## [EXERCISE DETAILS]
Reproduce verbatim the portion of the material below that runs from its first line through the line containing "517, 242, 535]", including both of those lines.

## [LISTED ENTRIES]
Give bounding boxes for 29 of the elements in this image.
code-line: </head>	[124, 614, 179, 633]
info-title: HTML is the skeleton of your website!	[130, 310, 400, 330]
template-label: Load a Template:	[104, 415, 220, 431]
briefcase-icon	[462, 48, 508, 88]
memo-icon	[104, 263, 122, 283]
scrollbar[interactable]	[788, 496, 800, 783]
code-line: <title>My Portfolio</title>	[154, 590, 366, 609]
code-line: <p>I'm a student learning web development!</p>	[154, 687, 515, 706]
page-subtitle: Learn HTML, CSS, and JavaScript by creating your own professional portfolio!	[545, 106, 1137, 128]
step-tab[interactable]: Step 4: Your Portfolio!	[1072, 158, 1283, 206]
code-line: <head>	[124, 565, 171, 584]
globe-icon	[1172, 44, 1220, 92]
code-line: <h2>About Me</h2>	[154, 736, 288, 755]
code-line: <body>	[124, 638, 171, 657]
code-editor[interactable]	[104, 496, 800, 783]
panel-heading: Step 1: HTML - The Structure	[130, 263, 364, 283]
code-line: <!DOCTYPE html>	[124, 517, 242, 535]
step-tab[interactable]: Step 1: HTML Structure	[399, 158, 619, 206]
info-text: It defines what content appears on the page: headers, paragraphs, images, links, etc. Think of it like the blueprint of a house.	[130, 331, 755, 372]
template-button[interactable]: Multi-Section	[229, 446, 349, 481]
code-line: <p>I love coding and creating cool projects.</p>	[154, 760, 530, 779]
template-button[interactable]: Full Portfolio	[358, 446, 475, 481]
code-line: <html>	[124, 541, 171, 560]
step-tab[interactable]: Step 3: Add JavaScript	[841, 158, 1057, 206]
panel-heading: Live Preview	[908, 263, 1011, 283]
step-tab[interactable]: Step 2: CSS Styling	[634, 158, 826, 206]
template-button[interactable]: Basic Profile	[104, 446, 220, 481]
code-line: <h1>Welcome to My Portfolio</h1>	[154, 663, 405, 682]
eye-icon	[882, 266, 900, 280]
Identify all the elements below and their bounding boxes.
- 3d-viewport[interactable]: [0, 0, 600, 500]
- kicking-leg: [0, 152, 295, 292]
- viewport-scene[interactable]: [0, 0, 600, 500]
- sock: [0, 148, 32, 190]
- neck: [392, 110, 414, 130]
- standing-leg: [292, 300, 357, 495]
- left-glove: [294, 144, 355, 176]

## [WRITTEN RESPONSE]
Give bounding boxes for 29 of the elements in this image.
code-line: </head>	[124, 614, 179, 633]
info-title: HTML is the skeleton of your website!	[130, 310, 400, 330]
template-label: Load a Template:	[104, 415, 220, 431]
briefcase-icon	[462, 48, 508, 88]
memo-icon	[104, 263, 122, 283]
scrollbar[interactable]	[788, 496, 800, 783]
code-line: <title>My Portfolio</title>	[154, 590, 366, 609]
code-line: <p>I'm a student learning web development!</p>	[154, 687, 515, 706]
page-subtitle: Learn HTML, CSS, and JavaScript by creating your own professional portfolio!	[545, 106, 1137, 128]
step-tab[interactable]: Step 4: Your Portfolio!	[1072, 158, 1283, 206]
code-line: <head>	[124, 565, 171, 584]
globe-icon	[1172, 44, 1220, 92]
code-line: <h2>About Me</h2>	[154, 736, 288, 755]
code-line: <body>	[124, 638, 171, 657]
code-editor[interactable]	[104, 496, 800, 783]
panel-heading: Step 1: HTML - The Structure	[130, 263, 364, 283]
code-line: <!DOCTYPE html>	[124, 517, 242, 535]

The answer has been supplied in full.